Collected data:
┌──

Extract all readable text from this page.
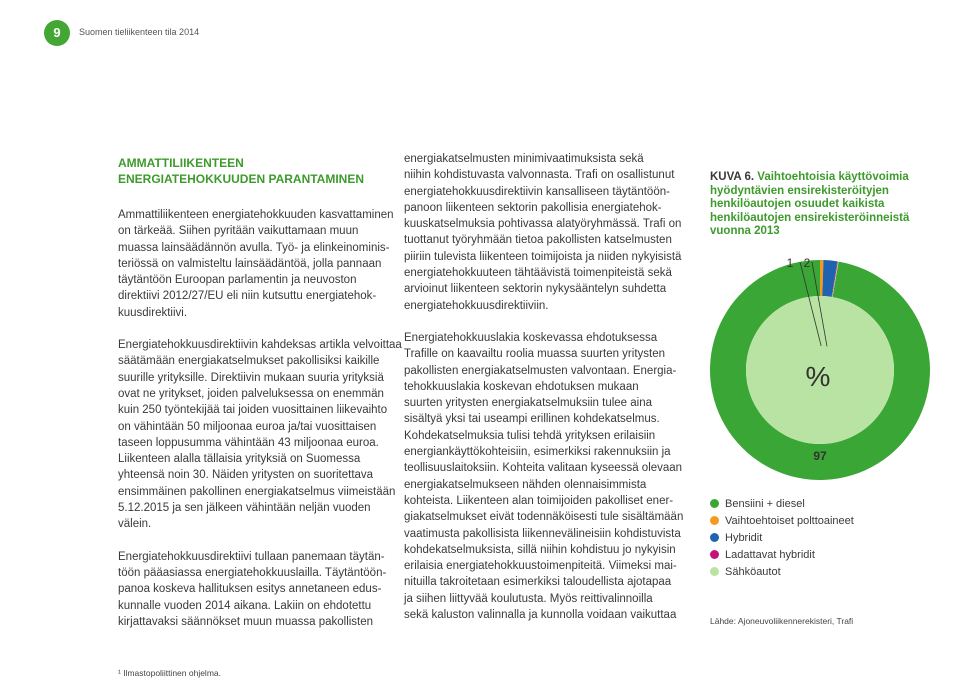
9	Suomen tieliikenteen tila 2014
AMMATTILIIKENTEEN
ENERGIATEHOKKUUDEN PARANTAMINEN

Ammattiliikenteen energiatehokkuuden kasvattaminen
on tärkeää. Siihen pyritään vaikuttamaan muun
muassa lainsäädännön avulla. Työ- ja elinkeinominis-
teriössä on valmisteltu lainsäädäntöä, jolla pannaan
täytäntöön Euroopan parlamentin ja neuvoston
direktiivi 2012/27/EU eli niin kutsuttu energiatehok-
kuusdirektiivi.

Energiatehokkuusdirektiivin kahdeksas artikla velvoittaa
säätämään energiakatselmukset pakollisiksi kaikille
suurille yrityksille. Direktiivin mukaan suuria yrityksiä
ovat ne yritykset, joiden palveluksessa on enemmän
kuin 250 työntekijää tai joiden vuosittainen liikevaihto
on vähintään 50 miljoonaa euroa ja/tai vuosittaisen
taseen loppusumma vähintään 43 miljoonaa euroa.
Liikenteen alalla tällaisia yrityksiä on Suomessa
yhteensä noin 30. Näiden yritysten on suoritettava
ensimmäinen pakollinen energiakatselmus viimeistään
5.12.2015 ja sen jälkeen vähintään neljän vuoden
välein.

Energiatehokkuusdirektiivi tullaan panemaan täytän-
töön pääasiassa energiatehokkuuslailla. Täytäntöön-
panoa koskeva hallituksen esitys annetaneen edus-
kunnalle vuoden 2014 aikana. Lakiin on ehdotettu
kirjattavaksi säännökset muun muassa pakollisten

energiakatselmusten minimivaatimuksista sekä
niihin kohdistuvasta valvonnasta. Trafi on osallistunut
energiatehokkuusdirektiivin kansalliseen täytäntöön-
panoon liikenteen sektorin pakollisia energiatehok-
kuuskatselmuksia pohtivassa alatyöryhmässä. Trafi on
tuottanut työryhmään tietoa pakollisten katselmusten
piiriin tulevista liikenteen toimijoista ja niiden nykyisistä
energiatehokkuuteen tähtäävistä toimenpiteistä sekä
arvioinut liikenteen sektorin nykysääntelyn suhdetta
energiatehokkuusdirektiiviin.

Energiatehokkuuslakia koskevassa ehdotuksessa
Trafille on kaavailtu roolia muassa suurten yritysten
pakollisten energiakatselmusten valvontaan. Energia-
tehokkuuslakia koskevan ehdotuksen mukaan
suurten yritysten energiakatselmuksiin tulee aina
sisältyä yksi tai useampi erillinen kohdekatselmus.
Kohdekatselmuksia tulisi tehdä yrityksen erilaisiin
energiankäyttökohteisiin, esimerkiksi rakennuksiin ja
teollisuuslaitoksiin. Kohteita valitaan kyseessä olevaan
energiakatselmukseen nähden olennaisimmista
kohteista. Liikenteen alan toimijoiden pakolliset ener-
giakatselmukset eivät todennäköisesti tule sisältämään
vaatimusta pakollisista liikennevälineisiin kohdistuvista
kohdekatselmuksista, sillä niihin kohdistuu jo nykyisin
erilaisia energiatehokkuustoimenpiteitä. Viimeksi mai-
nituilla takroitetaan esimerkiksi taloudellista ajotapaa
ja siihen liittyvää koulutusta. Myös reittivalinnoilla
sekä kaluston valinnalla ja kunnolla voidaan vaikuttaa

KUVA 6. Vaihtoehtoisia käyttövoimia
hyödyntävien ensirekisteröityjen
henkilöautojen osuudet kaikista
henkilöautojen ensirekisteröinneistä
vuonna 2013
1 2
%
97
Bensiini + diesel
Vaihtoehtoiset polttoaineet
Hybridit
Ladattavat hybridit
Sähköautot
Lähde: Ajoneuvoliikennerekisteri, Trafi
¹ Ilmastopoliittinen ohjelma.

└──

Reproduce each line from the records that contains the word "miljoonaa".

on vähintään 50 miljoonaa euroa ja/tai vuosittaisen
taseen loppusumma vähintään 43 miljoonaa euroa.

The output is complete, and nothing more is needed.